Reproduce the section of the tesla coil post starting with "Perhaps there's a" and going on through "in both cases.", renaming "top electrode" to "topload".

**Given passage:**
------------------------------

I've done simulations of my tesla coil overall scheme that have brought this question closer to mind. In those simulations, where I take feedback from the secondary and have a non-resonant primary, the primary current waveforn is triangular at start, requiring the driving transistors to switch at current peaks. Within 10 cycles or so, however, the shape changes to sinusoidal as secondary resonance builds up and reflects back to the primary, and the switching shifts to near-zero-crossing. This is, I believe, as should be expected in hardware.
Thus my specific question: Given a) the same power draw from the mains, b) the same or similar power-capability of the power transistors, and c) appropriate feedback to establish & maintain oscillation, what additional advantages accrue with DR as compared to SR, beyond the avoidance of having initially to switch at primary current-peaks? If there is none, then is there not just a tradeoff between, in the DR case, having to design for a h.v.-tolerant primary and incorporate expensive resonating capacitor(s) vs., in the SR case, requiring power transistors that will withstand the initial 10-20 cycles of current-switching? Granted, the initial current-switching will result in more transistor power-dissipation, but would that not be preferable, especially in modest-capability coils?
Perhaps there's a DR advantage in that it might ring up quicker & thus cram a bit more charge into the top electrode before the spark extends very far and bleeds it off. But to do that, reaching the same breakout voltage as in a comparable SR case, I think you'd likely need quite a bit huskier transistors and/or a larger input power during the pulse burst. My comparison assumes essentially identical hardware in both cases.
Finally, as an aside, I note there's some comment on 4HV about secondary feedback schemes. What I am finding quite satisfactory is to incorporate a small 1:1 toroidal transformer, 60 uH or so for 100-120 KHz operation, in series with the secondary return to earth-ground. Clamp the primary to a low voltage with a MOV or zener diode or even just a pair of fast regular diodes in series. Bias the secondary's return-end to 2.5V with a pair of resistors--perhaps 22K each. Connect the secondary's hot lead directly to the input of a Schmitt gate e.g. an HC14. The 22K resistors plus the primary-clamping will limit the gate's input current and the initial pulse-burst turn-on will be sufficient to start the t.c. secondary into resonance and begin the feedback.

------------------------------

**Information supplied:**
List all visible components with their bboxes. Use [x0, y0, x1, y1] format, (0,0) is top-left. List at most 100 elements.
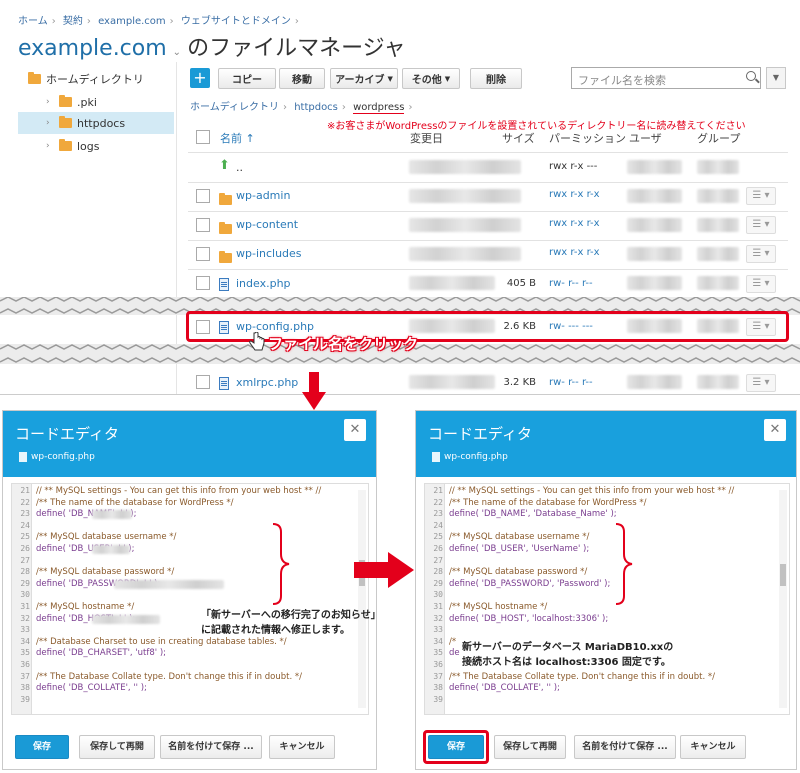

------------------------------

**Full solution:**
Perhaps there's a DR advantage in that it might ring up quicker & thus cram a bit more charge into the topload before the spark extends very far and bleeds it off. But to do that, reaching the same breakout voltage as in a comparable SR case, I think you'd likely need quite a bit huskier transistors and/or a larger input power during the pulse burst. My comparison assumes essentially identical hardware in both cases.